● PROBLEM
Look through the material below, count the lines containing the word "reduction", and state only the count.

(Data tied to figure images)
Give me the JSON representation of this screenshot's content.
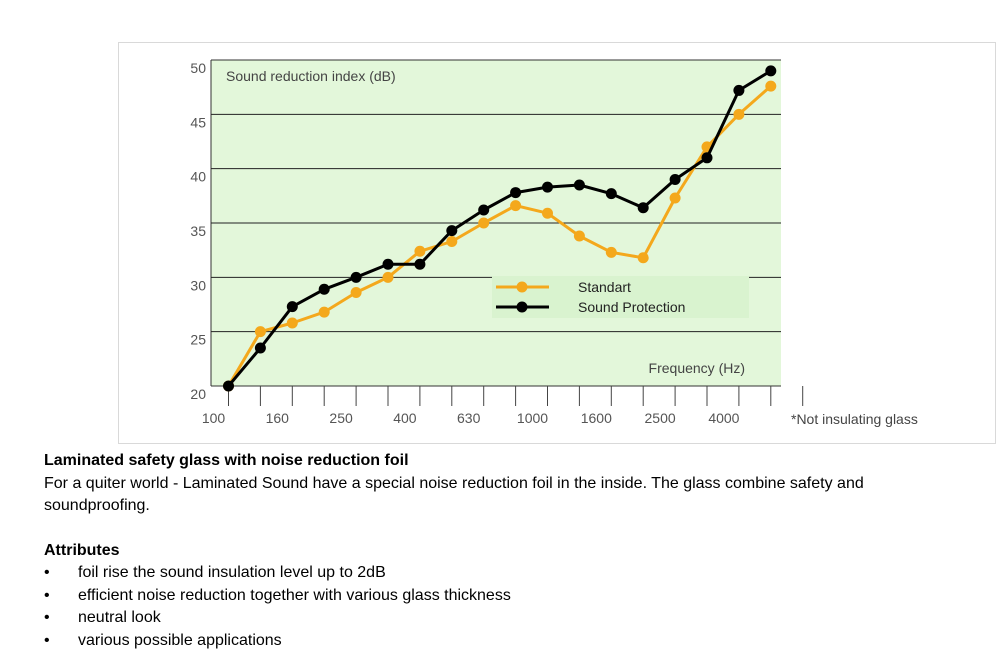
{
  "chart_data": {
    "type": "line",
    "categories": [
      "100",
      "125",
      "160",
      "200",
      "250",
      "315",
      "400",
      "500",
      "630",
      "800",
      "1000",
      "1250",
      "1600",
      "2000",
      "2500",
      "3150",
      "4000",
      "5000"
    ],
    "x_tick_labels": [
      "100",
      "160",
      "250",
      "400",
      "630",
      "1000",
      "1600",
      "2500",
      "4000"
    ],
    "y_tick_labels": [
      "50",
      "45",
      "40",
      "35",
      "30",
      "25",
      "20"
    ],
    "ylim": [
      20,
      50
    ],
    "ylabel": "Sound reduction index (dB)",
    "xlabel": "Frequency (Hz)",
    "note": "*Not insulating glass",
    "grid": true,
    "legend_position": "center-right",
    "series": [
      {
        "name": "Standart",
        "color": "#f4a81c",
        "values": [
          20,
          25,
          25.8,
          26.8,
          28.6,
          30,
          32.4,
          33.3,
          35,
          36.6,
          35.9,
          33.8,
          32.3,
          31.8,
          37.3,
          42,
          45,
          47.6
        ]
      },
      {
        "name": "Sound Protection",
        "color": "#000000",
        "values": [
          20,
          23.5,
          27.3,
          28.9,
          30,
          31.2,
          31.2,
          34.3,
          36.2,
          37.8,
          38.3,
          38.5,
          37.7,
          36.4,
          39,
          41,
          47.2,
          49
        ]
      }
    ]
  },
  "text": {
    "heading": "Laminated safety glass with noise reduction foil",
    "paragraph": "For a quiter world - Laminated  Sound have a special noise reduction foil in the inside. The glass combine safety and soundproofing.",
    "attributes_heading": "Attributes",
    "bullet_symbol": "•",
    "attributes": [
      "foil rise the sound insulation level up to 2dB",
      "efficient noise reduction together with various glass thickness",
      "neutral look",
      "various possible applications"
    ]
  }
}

● OUTPUT OF THE TASK
4